* BEGIN GIVEN DATA *

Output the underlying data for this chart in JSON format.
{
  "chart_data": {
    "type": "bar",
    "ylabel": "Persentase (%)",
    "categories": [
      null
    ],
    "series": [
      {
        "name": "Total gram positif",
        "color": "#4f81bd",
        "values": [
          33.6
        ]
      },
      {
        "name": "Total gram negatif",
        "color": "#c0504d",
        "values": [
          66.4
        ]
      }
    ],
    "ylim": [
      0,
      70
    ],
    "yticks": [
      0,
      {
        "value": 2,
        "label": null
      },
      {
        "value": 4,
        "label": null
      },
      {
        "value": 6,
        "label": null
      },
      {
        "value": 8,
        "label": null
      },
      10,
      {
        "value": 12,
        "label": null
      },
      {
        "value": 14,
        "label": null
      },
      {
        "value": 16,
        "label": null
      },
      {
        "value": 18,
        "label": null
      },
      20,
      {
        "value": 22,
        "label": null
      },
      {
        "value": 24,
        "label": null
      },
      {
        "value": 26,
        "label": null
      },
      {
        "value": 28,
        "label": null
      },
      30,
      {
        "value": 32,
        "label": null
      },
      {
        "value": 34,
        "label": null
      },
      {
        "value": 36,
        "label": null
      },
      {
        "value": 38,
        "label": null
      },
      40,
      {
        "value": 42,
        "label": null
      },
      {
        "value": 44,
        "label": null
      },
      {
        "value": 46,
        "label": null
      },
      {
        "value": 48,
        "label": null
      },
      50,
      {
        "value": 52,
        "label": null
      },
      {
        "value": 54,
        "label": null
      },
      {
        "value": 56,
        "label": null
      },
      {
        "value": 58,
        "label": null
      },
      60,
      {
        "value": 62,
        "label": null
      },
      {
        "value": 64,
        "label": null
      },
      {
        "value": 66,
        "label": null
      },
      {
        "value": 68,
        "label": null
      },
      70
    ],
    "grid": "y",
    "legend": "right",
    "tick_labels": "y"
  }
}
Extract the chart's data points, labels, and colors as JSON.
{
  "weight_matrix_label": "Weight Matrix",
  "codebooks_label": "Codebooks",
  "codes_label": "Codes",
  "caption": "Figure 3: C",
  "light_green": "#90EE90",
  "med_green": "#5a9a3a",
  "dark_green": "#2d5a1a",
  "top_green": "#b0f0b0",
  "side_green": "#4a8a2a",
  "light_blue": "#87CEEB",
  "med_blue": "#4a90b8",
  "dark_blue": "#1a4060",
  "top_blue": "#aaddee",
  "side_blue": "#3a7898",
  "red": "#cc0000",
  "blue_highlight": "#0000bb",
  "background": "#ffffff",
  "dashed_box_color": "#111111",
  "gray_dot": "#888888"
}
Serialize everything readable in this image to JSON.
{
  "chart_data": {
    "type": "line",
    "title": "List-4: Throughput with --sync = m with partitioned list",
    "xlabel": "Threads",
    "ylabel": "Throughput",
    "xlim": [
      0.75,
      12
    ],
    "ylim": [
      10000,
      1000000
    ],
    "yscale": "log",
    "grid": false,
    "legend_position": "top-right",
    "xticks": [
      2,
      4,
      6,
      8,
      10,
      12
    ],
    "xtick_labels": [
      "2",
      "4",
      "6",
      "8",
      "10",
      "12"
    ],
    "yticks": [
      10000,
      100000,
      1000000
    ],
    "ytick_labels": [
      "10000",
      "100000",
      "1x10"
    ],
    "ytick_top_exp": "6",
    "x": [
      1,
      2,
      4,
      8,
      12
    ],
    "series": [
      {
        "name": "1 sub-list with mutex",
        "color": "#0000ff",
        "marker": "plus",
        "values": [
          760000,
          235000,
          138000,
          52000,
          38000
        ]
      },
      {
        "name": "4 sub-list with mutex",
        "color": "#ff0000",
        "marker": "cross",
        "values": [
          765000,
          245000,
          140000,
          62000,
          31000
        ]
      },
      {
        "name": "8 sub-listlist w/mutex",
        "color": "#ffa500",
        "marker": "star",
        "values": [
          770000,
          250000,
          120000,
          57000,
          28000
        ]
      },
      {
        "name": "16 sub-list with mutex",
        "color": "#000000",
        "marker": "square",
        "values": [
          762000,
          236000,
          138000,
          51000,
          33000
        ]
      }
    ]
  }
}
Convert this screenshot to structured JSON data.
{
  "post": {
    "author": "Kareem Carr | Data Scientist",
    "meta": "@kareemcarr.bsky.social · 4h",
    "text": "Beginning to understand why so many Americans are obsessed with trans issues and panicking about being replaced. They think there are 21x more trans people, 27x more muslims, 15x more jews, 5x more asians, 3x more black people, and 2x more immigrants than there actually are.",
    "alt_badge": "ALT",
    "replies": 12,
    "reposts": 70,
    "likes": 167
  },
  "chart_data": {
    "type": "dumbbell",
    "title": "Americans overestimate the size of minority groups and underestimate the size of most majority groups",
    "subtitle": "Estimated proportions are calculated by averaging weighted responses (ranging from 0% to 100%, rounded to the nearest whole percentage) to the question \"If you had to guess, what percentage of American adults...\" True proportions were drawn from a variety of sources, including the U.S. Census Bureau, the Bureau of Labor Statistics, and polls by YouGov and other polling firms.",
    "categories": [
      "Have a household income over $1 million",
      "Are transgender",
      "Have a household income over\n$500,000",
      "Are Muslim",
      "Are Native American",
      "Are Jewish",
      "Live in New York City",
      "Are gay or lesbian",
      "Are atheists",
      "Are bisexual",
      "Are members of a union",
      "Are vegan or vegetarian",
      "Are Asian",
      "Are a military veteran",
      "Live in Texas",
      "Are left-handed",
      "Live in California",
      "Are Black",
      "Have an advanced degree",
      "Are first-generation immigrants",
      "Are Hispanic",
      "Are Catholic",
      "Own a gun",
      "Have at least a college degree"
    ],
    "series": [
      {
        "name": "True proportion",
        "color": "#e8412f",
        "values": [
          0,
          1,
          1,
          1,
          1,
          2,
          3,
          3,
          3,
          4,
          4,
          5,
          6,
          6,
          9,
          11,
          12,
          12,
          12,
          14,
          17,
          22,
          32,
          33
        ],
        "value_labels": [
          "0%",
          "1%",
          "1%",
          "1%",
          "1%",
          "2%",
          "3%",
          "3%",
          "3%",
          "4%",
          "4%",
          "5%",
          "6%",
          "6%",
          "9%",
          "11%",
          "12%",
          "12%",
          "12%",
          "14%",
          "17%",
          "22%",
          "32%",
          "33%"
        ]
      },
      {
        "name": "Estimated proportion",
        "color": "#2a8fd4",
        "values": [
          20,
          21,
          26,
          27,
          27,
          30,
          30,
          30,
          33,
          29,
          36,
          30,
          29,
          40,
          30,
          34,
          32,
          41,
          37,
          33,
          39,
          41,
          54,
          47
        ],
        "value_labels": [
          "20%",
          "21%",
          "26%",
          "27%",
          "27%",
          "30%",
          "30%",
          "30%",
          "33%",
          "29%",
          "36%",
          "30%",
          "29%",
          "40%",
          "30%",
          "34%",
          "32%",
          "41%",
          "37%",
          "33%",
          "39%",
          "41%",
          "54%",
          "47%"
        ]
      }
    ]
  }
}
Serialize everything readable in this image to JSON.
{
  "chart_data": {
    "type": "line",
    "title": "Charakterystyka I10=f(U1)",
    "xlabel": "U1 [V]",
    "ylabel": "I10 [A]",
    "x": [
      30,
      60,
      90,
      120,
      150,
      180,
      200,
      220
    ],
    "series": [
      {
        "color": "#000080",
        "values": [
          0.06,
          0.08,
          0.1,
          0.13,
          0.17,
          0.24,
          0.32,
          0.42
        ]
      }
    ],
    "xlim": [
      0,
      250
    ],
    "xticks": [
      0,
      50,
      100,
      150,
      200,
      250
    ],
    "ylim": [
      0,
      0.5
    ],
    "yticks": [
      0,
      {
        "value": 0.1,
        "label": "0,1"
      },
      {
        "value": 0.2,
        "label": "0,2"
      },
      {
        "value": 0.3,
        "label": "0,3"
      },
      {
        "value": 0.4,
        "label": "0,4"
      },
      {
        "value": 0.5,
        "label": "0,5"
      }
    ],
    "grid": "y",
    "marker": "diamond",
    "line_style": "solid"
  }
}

* END GIVEN DATA *

Identify each line of the material where the word "Estimated" shows up, and copy it.

### COMPLETE RESPONSE
    "subtitle": "Estimated proportions are calculated by averaging weighted responses (ranging from 0% to 100%, rounded to the nearest whole percentage) to the question \"If you had to guess, what percentage of American adults...\" True proportions were drawn from a variety of sources, including the U.S. Census Bureau, the Bureau of Labor Statistics, and polls by YouGov and other polling firms.",
        "name": "Estimated proportion",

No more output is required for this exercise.